[Recorded data]
--- start ---

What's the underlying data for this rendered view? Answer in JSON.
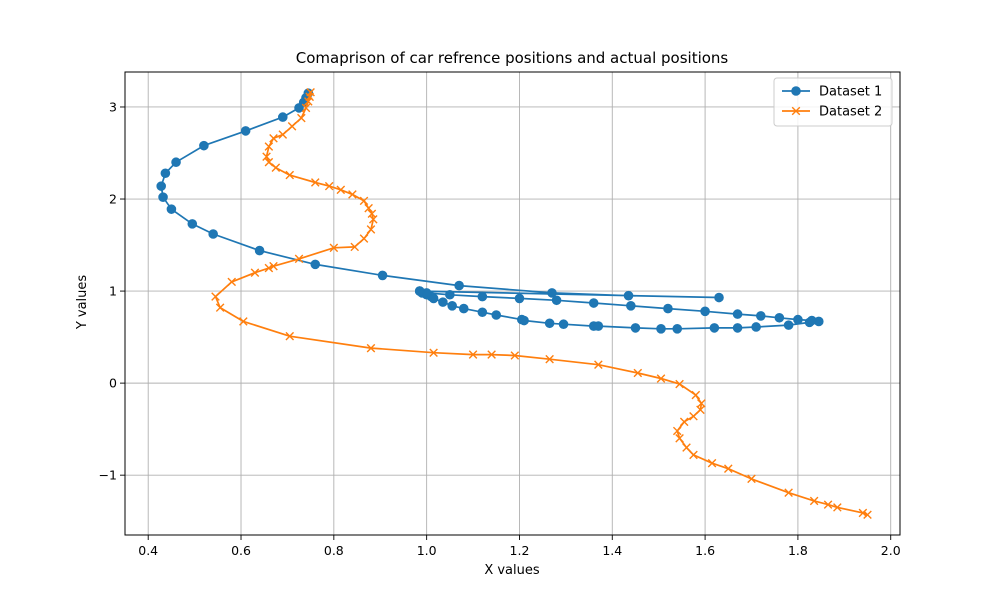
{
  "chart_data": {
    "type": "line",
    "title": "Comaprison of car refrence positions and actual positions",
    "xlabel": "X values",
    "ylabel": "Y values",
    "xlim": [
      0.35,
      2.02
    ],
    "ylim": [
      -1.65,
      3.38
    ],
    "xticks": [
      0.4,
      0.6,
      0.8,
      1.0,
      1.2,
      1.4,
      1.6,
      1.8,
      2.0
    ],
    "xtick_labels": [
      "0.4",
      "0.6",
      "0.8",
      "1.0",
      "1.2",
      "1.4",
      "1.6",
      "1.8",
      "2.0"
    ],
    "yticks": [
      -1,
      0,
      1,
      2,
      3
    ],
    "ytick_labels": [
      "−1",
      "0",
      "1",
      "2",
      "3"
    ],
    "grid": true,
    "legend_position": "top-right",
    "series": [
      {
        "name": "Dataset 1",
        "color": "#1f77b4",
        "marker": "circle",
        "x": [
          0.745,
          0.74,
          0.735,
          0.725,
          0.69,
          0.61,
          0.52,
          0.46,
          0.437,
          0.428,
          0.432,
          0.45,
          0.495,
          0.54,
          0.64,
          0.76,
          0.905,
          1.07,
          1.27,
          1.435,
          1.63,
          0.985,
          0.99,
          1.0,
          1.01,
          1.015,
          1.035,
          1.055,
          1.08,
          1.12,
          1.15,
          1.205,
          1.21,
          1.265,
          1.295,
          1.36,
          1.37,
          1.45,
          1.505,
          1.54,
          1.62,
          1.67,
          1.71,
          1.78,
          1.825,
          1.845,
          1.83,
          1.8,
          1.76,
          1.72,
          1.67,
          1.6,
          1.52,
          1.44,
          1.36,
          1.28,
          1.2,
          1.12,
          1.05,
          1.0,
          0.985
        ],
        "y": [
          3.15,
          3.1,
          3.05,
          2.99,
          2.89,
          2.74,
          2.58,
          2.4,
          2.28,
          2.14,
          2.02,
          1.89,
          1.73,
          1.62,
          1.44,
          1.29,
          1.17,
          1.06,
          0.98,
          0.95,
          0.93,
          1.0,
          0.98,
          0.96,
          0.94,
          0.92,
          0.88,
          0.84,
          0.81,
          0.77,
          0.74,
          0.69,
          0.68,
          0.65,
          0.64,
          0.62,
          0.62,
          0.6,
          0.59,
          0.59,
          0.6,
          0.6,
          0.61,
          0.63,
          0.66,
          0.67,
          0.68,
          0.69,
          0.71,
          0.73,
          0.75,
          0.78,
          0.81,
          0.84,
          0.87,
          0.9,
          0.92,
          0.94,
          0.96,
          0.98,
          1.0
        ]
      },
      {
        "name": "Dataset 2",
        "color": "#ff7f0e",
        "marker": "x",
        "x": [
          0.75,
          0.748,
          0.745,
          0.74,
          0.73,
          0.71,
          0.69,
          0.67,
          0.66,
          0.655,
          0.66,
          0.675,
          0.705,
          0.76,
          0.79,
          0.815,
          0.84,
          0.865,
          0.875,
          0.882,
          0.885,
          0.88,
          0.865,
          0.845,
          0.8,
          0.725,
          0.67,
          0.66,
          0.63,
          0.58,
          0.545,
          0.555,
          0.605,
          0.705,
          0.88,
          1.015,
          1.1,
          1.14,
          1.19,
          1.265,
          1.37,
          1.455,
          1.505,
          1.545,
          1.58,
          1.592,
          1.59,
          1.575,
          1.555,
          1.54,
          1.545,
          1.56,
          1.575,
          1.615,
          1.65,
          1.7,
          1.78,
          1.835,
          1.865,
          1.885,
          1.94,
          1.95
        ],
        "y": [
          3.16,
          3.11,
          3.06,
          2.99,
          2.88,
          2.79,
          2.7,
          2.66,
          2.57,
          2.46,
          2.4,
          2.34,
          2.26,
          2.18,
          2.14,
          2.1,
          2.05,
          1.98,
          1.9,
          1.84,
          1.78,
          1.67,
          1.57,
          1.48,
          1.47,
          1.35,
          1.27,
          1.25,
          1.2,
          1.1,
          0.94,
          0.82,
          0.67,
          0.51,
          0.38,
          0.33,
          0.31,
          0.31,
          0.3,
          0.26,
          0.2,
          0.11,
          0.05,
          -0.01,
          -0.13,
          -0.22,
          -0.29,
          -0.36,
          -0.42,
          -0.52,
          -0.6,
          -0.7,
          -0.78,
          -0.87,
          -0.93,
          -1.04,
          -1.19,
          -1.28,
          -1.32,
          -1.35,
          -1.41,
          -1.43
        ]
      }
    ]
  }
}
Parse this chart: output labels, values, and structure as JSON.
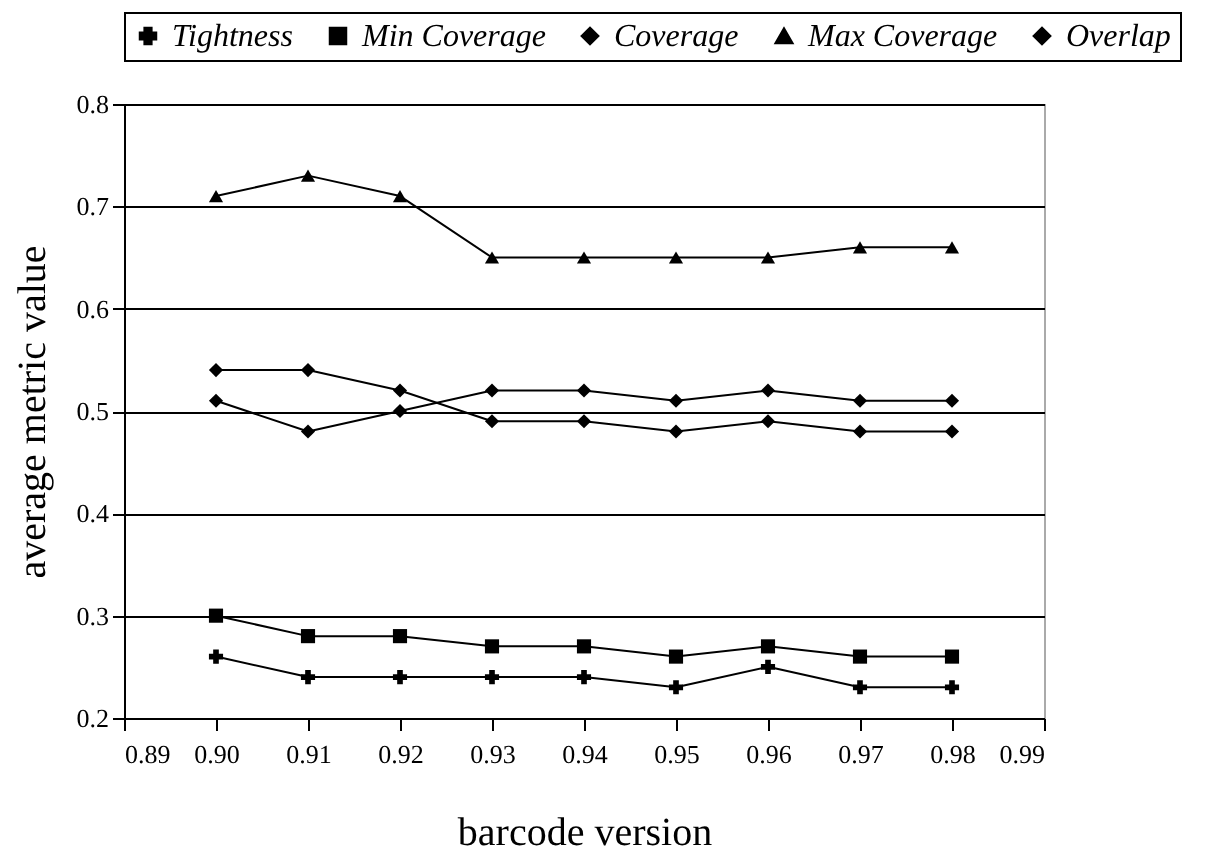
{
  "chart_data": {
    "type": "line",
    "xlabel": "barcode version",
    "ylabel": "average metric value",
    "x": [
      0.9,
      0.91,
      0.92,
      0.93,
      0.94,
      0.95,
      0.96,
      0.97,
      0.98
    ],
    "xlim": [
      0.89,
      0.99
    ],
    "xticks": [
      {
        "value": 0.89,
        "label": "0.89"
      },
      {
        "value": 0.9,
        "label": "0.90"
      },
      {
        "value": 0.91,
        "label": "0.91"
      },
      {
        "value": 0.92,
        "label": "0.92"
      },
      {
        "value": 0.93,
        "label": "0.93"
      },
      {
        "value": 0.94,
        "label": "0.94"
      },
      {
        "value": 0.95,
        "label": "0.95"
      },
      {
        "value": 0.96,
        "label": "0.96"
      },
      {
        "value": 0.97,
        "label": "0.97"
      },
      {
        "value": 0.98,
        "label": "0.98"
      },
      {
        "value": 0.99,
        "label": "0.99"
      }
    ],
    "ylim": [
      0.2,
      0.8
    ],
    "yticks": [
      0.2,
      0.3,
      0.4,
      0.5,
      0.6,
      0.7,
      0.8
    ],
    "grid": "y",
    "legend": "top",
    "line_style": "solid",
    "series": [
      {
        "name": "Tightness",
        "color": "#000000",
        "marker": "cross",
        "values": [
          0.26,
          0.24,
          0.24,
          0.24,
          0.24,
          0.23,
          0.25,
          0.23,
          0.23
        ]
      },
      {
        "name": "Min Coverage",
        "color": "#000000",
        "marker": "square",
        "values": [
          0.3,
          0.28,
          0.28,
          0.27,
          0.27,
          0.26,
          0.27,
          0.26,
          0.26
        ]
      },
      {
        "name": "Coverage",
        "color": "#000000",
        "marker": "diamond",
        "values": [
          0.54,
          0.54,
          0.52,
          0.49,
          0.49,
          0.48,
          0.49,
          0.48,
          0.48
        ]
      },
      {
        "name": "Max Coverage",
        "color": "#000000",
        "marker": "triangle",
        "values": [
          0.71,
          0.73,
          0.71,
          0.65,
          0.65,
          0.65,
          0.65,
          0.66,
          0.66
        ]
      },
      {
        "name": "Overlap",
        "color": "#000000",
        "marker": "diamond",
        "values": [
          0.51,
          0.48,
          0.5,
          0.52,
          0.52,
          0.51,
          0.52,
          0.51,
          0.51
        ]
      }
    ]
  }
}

--- end ---

- What this task involves -
Output all of the data exactly as it stands, minus any images.

- Result of this task -
What's the underlying data for this rendered view? Answer in JSON.
{
  "chart_data": {
    "type": "line",
    "title": "Comaprison of car refrence positions and actual positions",
    "xlabel": "X values",
    "ylabel": "Y values",
    "xlim": [
      0.35,
      2.02
    ],
    "ylim": [
      -1.65,
      3.38
    ],
    "xticks": [
      0.4,
      0.6,
      0.8,
      1.0,
      1.2,
      1.4,
      1.6,
      1.8,
      2.0
    ],
    "xtick_labels": [
      "0.4",
      "0.6",
      "0.8",
      "1.0",
      "1.2",
      "1.4",
      "1.6",
      "1.8",
      "2.0"
    ],
    "yticks": [
      -1,
      0,
      1,
      2,
      3
    ],
    "ytick_labels": [
      "−1",
      "0",
      "1",
      "2",
      "3"
    ],
    "grid": true,
    "legend_position": "top-right",
    "series": [
      {
        "name": "Dataset 1",
        "color": "#1f77b4",
        "marker": "circle",
        "x": [
          0.745,
          0.74,
          0.735,
          0.725,
          0.69,
          0.61,
          0.52,
          0.46,
          0.437,
          0.428,
          0.432,
          0.45,
          0.495,
          0.54,
          0.64,
          0.76,
          0.905,
          1.07,
          1.27,
          1.435,
          1.63,
          0.985,
          0.99,
          1.0,
          1.01,
          1.015,
          1.035,
          1.055,
          1.08,
          1.12,
          1.15,
          1.205,
          1.21,
          1.265,
          1.295,
          1.36,
          1.37,
          1.45,
          1.505,
          1.54,
          1.62,
          1.67,
          1.71,
          1.78,
          1.825,
          1.845,
          1.83,
          1.8,
          1.76,
          1.72,
          1.67,
          1.6,
          1.52,
          1.44,
          1.36,
          1.28,
          1.2,
          1.12,
          1.05,
          1.0,
          0.985
        ],
        "y": [
          3.15,
          3.1,
          3.05,
          2.99,
          2.89,
          2.74,
          2.58,
          2.4,
          2.28,
          2.14,
          2.02,
          1.89,
          1.73,
          1.62,
          1.44,
          1.29,
          1.17,
          1.06,
          0.98,
          0.95,
          0.93,
          1.0,
          0.98,
          0.96,
          0.94,
          0.92,
          0.88,
          0.84,
          0.81,
          0.77,
          0.74,
          0.69,
          0.68,
          0.65,
          0.64,
          0.62,
          0.62,
          0.6,
          0.59,
          0.59,
          0.6,
          0.6,
          0.61,
          0.63,
          0.66,
          0.67,
          0.68,
          0.69,
          0.71,
          0.73,
          0.75,
          0.78,
          0.81,
          0.84,
          0.87,
          0.9,
          0.92,
          0.94,
          0.96,
          0.98,
          1.0
        ]
      },
      {
        "name": "Dataset 2",
        "color": "#ff7f0e",
        "marker": "x",
        "x": [
          0.75,
          0.748,
          0.745,
          0.74,
          0.73,
          0.71,
          0.69,
          0.67,
          0.66,
          0.655,
          0.66,
          0.675,
          0.705,
          0.76,
          0.79,
          0.815,
          0.84,
          0.865,
          0.875,
          0.882,
          0.885,
          0.88,
          0.865,
          0.845,
          0.8,
          0.725,
          0.67,
          0.66,
          0.63,
          0.58,
          0.545,
          0.555,
          0.605,
          0.705,
          0.88,
          1.015,
          1.1,
          1.14,
          1.19,
          1.265,
          1.37,
          1.455,
          1.505,
          1.545,
          1.58,
          1.592,
          1.59,
          1.575,
          1.555,
          1.54,
          1.545,
          1.56,
          1.575,
          1.615,
          1.65,
          1.7,
          1.78,
          1.835,
          1.865,
          1.885,
          1.94,
          1.95
        ],
        "y": [
          3.16,
          3.11,
          3.06,
          2.99,
          2.88,
          2.79,
          2.7,
          2.66,
          2.57,
          2.46,
          2.4,
          2.34,
          2.26,
          2.18,
          2.14,
          2.1,
          2.05,
          1.98,
          1.9,
          1.84,
          1.78,
          1.67,
          1.57,
          1.48,
          1.47,
          1.35,
          1.27,
          1.25,
          1.2,
          1.1,
          0.94,
          0.82,
          0.67,
          0.51,
          0.38,
          0.33,
          0.31,
          0.31,
          0.3,
          0.26,
          0.2,
          0.11,
          0.05,
          -0.01,
          -0.13,
          -0.22,
          -0.29,
          -0.36,
          -0.42,
          -0.52,
          -0.6,
          -0.7,
          -0.78,
          -0.87,
          -0.93,
          -1.04,
          -1.19,
          -1.28,
          -1.32,
          -1.35,
          -1.41,
          -1.43
        ]
      }
    ]
  }
}
Parse this chart: output labels, values, and structure as JSON.
{
  "chart_data": {
    "type": "line",
    "xlabel": "barcode version",
    "ylabel": "average metric value",
    "x": [
      0.9,
      0.91,
      0.92,
      0.93,
      0.94,
      0.95,
      0.96,
      0.97,
      0.98
    ],
    "xlim": [
      0.89,
      0.99
    ],
    "xticks": [
      {
        "value": 0.89,
        "label": "0.89"
      },
      {
        "value": 0.9,
        "label": "0.90"
      },
      {
        "value": 0.91,
        "label": "0.91"
      },
      {
        "value": 0.92,
        "label": "0.92"
      },
      {
        "value": 0.93,
        "label": "0.93"
      },
      {
        "value": 0.94,
        "label": "0.94"
      },
      {
        "value": 0.95,
        "label": "0.95"
      },
      {
        "value": 0.96,
        "label": "0.96"
      },
      {
        "value": 0.97,
        "label": "0.97"
      },
      {
        "value": 0.98,
        "label": "0.98"
      },
      {
        "value": 0.99,
        "label": "0.99"
      }
    ],
    "ylim": [
      0.2,
      0.8
    ],
    "yticks": [
      0.2,
      0.3,
      0.4,
      0.5,
      0.6,
      0.7,
      0.8
    ],
    "grid": "y",
    "legend": "top",
    "line_style": "solid",
    "series": [
      {
        "name": "Tightness",
        "color": "#000000",
        "marker": "cross",
        "values": [
          0.26,
          0.24,
          0.24,
          0.24,
          0.24,
          0.23,
          0.25,
          0.23,
          0.23
        ]
      },
      {
        "name": "Min Coverage",
        "color": "#000000",
        "marker": "square",
        "values": [
          0.3,
          0.28,
          0.28,
          0.27,
          0.27,
          0.26,
          0.27,
          0.26,
          0.26
        ]
      },
      {
        "name": "Coverage",
        "color": "#000000",
        "marker": "diamond",
        "values": [
          0.54,
          0.54,
          0.52,
          0.49,
          0.49,
          0.48,
          0.49,
          0.48,
          0.48
        ]
      },
      {
        "name": "Max Coverage",
        "color": "#000000",
        "marker": "triangle",
        "values": [
          0.71,
          0.73,
          0.71,
          0.65,
          0.65,
          0.65,
          0.65,
          0.66,
          0.66
        ]
      },
      {
        "name": "Overlap",
        "color": "#000000",
        "marker": "diamond",
        "values": [
          0.51,
          0.48,
          0.5,
          0.52,
          0.52,
          0.51,
          0.52,
          0.51,
          0.51
        ]
      }
    ]
  }
}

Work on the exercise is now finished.